==== Input
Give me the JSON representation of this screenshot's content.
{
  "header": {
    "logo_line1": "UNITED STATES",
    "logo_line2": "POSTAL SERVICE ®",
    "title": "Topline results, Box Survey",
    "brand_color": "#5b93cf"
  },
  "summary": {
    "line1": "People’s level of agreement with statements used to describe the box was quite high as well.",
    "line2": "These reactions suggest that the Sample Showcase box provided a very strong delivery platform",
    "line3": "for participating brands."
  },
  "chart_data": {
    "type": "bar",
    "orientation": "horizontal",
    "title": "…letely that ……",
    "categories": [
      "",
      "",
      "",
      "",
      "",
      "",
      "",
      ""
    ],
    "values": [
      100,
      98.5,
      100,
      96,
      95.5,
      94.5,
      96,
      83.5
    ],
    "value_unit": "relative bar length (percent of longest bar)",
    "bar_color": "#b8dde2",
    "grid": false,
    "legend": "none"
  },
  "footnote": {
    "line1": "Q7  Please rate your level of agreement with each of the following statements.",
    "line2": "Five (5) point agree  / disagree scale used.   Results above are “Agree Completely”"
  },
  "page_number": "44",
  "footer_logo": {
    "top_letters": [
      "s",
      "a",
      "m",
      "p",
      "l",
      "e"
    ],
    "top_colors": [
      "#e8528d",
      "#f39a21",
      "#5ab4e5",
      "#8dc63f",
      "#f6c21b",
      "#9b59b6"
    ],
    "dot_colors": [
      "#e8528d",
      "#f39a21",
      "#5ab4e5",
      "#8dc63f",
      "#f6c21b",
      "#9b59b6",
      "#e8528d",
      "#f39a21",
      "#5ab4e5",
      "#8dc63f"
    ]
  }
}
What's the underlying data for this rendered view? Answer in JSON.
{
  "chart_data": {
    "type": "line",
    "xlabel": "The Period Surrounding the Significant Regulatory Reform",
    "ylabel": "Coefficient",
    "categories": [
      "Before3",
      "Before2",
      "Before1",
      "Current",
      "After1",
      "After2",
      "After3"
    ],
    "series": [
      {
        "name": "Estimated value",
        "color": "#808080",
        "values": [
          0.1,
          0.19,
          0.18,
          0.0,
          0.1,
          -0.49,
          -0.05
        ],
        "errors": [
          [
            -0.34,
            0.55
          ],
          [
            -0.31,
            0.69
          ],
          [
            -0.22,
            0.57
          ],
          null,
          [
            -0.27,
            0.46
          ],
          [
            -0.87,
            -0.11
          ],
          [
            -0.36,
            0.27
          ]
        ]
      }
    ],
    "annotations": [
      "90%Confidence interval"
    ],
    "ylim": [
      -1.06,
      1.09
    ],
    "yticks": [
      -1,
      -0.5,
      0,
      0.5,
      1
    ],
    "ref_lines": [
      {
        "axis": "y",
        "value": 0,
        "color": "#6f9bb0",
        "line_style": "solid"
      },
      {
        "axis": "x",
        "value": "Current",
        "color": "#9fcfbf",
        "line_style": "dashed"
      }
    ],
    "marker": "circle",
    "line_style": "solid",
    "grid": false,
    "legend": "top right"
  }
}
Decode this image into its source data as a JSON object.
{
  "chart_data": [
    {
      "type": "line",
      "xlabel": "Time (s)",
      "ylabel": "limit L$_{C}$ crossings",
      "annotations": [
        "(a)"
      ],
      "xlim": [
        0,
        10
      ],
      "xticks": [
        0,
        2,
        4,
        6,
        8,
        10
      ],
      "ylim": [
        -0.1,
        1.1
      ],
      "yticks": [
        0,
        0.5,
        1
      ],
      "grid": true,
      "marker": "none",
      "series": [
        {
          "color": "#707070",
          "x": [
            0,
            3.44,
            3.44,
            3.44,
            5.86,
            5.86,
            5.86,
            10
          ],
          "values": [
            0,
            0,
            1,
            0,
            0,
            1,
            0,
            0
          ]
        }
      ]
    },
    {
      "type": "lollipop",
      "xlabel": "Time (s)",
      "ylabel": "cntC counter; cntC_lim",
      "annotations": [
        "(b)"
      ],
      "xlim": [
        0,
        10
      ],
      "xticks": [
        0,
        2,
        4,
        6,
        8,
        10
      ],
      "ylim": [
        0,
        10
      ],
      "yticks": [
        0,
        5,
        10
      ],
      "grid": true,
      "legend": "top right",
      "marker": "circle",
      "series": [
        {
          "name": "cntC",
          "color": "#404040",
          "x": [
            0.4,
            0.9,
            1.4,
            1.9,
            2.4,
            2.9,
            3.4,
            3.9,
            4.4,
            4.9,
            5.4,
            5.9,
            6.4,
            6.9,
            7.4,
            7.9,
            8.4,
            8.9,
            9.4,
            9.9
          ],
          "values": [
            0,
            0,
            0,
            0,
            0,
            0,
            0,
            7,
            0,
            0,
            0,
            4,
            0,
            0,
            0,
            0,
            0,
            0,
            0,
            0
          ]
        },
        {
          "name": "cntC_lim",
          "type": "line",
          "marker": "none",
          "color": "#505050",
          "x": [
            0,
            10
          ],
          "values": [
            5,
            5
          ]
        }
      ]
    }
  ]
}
========
Short problem: Tally the lines of the material above that contain the word "with" and report the total alone.

Result for this task: 2